▶ What is asked
Transcribe every line exactly and omit anything that is a picture.

▶ Available data
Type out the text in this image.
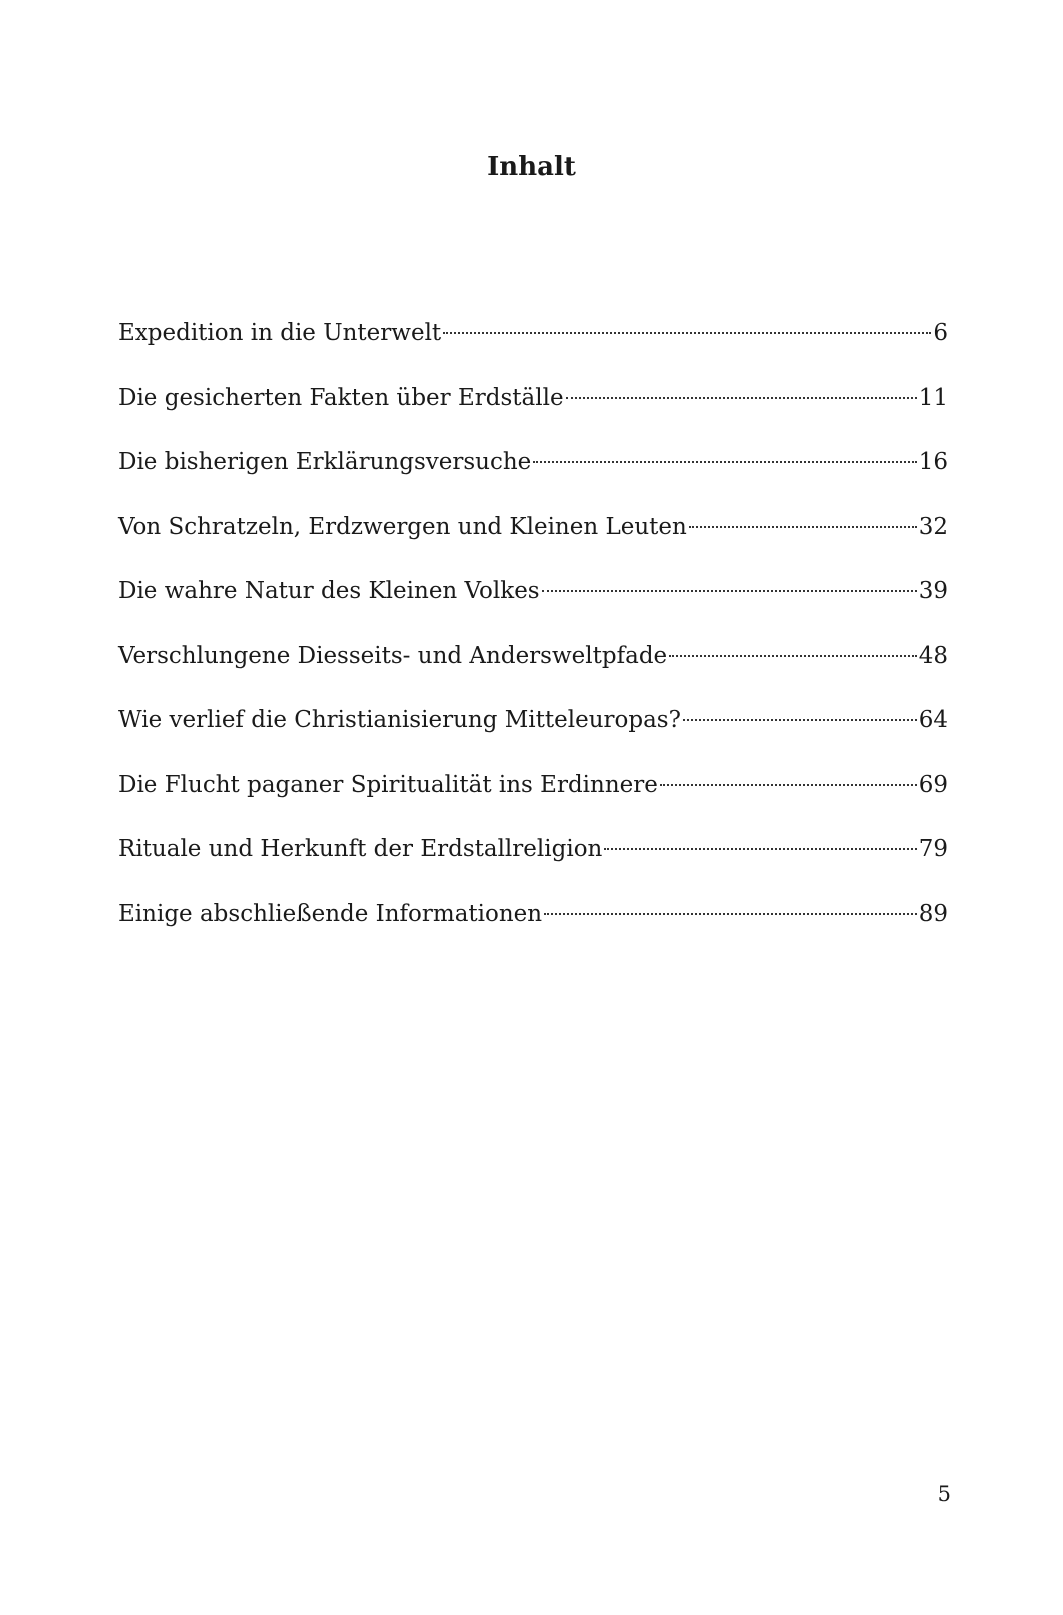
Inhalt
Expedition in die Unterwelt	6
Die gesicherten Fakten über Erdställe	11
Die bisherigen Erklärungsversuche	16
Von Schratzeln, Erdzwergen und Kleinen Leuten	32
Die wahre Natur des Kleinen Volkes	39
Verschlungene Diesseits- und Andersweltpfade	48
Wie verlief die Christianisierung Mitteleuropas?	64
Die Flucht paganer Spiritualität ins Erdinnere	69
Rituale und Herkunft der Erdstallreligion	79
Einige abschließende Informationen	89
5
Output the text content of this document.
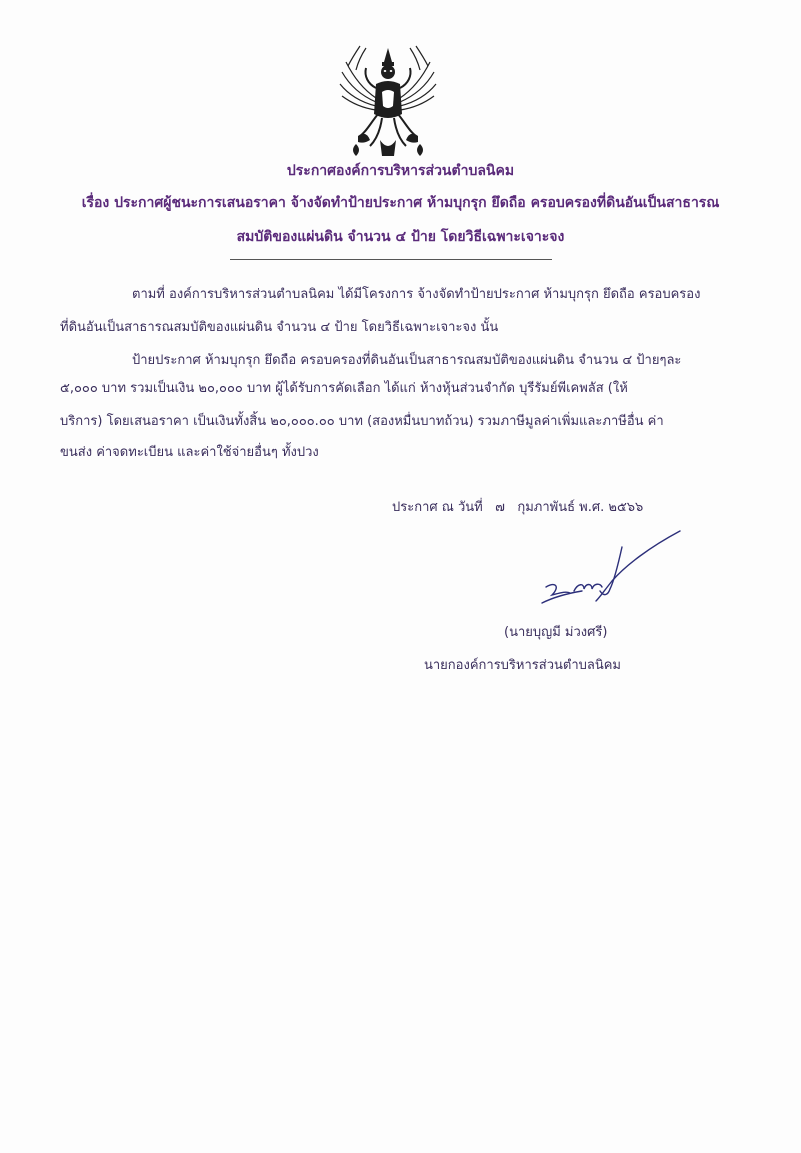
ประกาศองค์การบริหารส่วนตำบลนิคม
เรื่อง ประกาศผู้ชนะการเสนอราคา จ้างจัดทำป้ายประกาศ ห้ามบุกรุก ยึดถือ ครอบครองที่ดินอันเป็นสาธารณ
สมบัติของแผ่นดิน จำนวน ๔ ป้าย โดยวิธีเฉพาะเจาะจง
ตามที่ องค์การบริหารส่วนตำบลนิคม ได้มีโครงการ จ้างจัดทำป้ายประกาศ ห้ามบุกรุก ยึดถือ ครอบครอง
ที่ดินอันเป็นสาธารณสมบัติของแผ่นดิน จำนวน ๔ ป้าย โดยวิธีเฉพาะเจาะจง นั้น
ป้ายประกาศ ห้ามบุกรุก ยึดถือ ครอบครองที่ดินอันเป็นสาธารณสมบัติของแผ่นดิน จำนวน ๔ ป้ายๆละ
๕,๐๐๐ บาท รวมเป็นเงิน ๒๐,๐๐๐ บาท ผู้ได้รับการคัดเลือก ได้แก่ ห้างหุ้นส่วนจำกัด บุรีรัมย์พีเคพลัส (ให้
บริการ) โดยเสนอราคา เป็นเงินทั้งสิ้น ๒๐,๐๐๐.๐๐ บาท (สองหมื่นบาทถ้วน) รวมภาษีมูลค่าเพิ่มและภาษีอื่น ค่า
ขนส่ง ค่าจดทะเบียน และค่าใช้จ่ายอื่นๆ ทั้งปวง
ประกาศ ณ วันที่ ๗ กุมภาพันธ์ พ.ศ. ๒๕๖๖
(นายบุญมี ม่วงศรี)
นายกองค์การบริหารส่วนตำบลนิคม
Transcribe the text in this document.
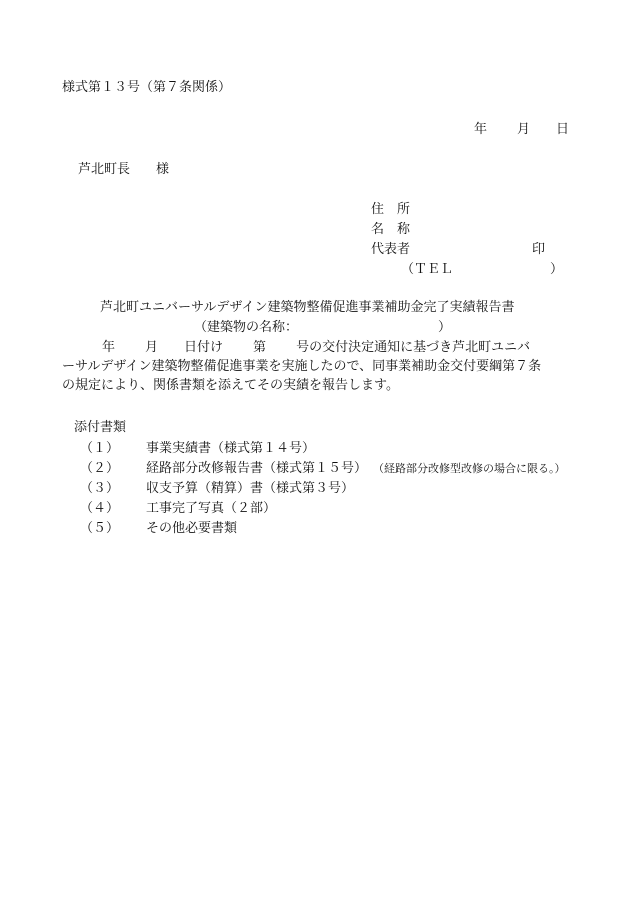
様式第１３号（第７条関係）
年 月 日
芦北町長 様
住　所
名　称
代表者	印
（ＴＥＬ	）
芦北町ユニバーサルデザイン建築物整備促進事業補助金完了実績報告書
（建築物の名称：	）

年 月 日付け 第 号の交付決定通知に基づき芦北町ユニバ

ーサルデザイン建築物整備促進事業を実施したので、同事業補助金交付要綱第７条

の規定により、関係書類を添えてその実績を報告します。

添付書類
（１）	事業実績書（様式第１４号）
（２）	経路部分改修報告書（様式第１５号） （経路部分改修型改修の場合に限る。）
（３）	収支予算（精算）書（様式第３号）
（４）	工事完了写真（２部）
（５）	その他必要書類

▶ Full response
Type out the text in this image.
Inhalt
Expedition in die Unterwelt	6
Die gesicherten Fakten über Erdställe	11
Die bisherigen Erklärungsversuche	16
Von Schratzeln, Erdzwergen und Kleinen Leuten	32
Die wahre Natur des Kleinen Volkes	39
Verschlungene Diesseits- und Andersweltpfade	48
Wie verlief die Christianisierung Mitteleuropas?	64
Die Flucht paganer Spiritualität ins Erdinnere	69
Rituale und Herkunft der Erdstallreligion	79
Einige abschließende Informationen	89
5
Output the text content of this document.
ประกาศองค์การบริหารส่วนตำบลนิคม
เรื่อง ประกาศผู้ชนะการเสนอราคา จ้างจัดทำป้ายประกาศ ห้ามบุกรุก ยึดถือ ครอบครองที่ดินอันเป็นสาธารณ
สมบัติของแผ่นดิน จำนวน ๔ ป้าย โดยวิธีเฉพาะเจาะจง
ตามที่ องค์การบริหารส่วนตำบลนิคม ได้มีโครงการ จ้างจัดทำป้ายประกาศ ห้ามบุกรุก ยึดถือ ครอบครอง
ที่ดินอันเป็นสาธารณสมบัติของแผ่นดิน จำนวน ๔ ป้าย โดยวิธีเฉพาะเจาะจง นั้น
ป้ายประกาศ ห้ามบุกรุก ยึดถือ ครอบครองที่ดินอันเป็นสาธารณสมบัติของแผ่นดิน จำนวน ๔ ป้ายๆละ
๕,๐๐๐ บาท รวมเป็นเงิน ๒๐,๐๐๐ บาท ผู้ได้รับการคัดเลือก ได้แก่ ห้างหุ้นส่วนจำกัด บุรีรัมย์พีเคพลัส (ให้
บริการ) โดยเสนอราคา เป็นเงินทั้งสิ้น ๒๐,๐๐๐.๐๐ บาท (สองหมื่นบาทถ้วน) รวมภาษีมูลค่าเพิ่มและภาษีอื่น ค่า
ขนส่ง ค่าจดทะเบียน และค่าใช้จ่ายอื่นๆ ทั้งปวง
ประกาศ ณ วันที่ ๗ กุมภาพันธ์ พ.ศ. ๒๕๖๖
(นายบุญมี ม่วงศรี)
นายกองค์การบริหารส่วนตำบลนิคม
Transcribe the text in this document.
様式第１３号（第７条関係）
年 月 日
芦北町長 様
住　所
名　称
代表者	印
（ＴＥＬ	）
芦北町ユニバーサルデザイン建築物整備促進事業補助金完了実績報告書
（建築物の名称：	）

年 月 日付け 第 号の交付決定通知に基づき芦北町ユニバ

ーサルデザイン建築物整備促進事業を実施したので、同事業補助金交付要綱第７条

の規定により、関係書類を添えてその実績を報告します。

添付書類
（１）	事業実績書（様式第１４号）
（２）	経路部分改修報告書（様式第１５号） （経路部分改修型改修の場合に限る。）
（３）	収支予算（精算）書（様式第３号）
（４）	工事完了写真（２部）
（５）	その他必要書類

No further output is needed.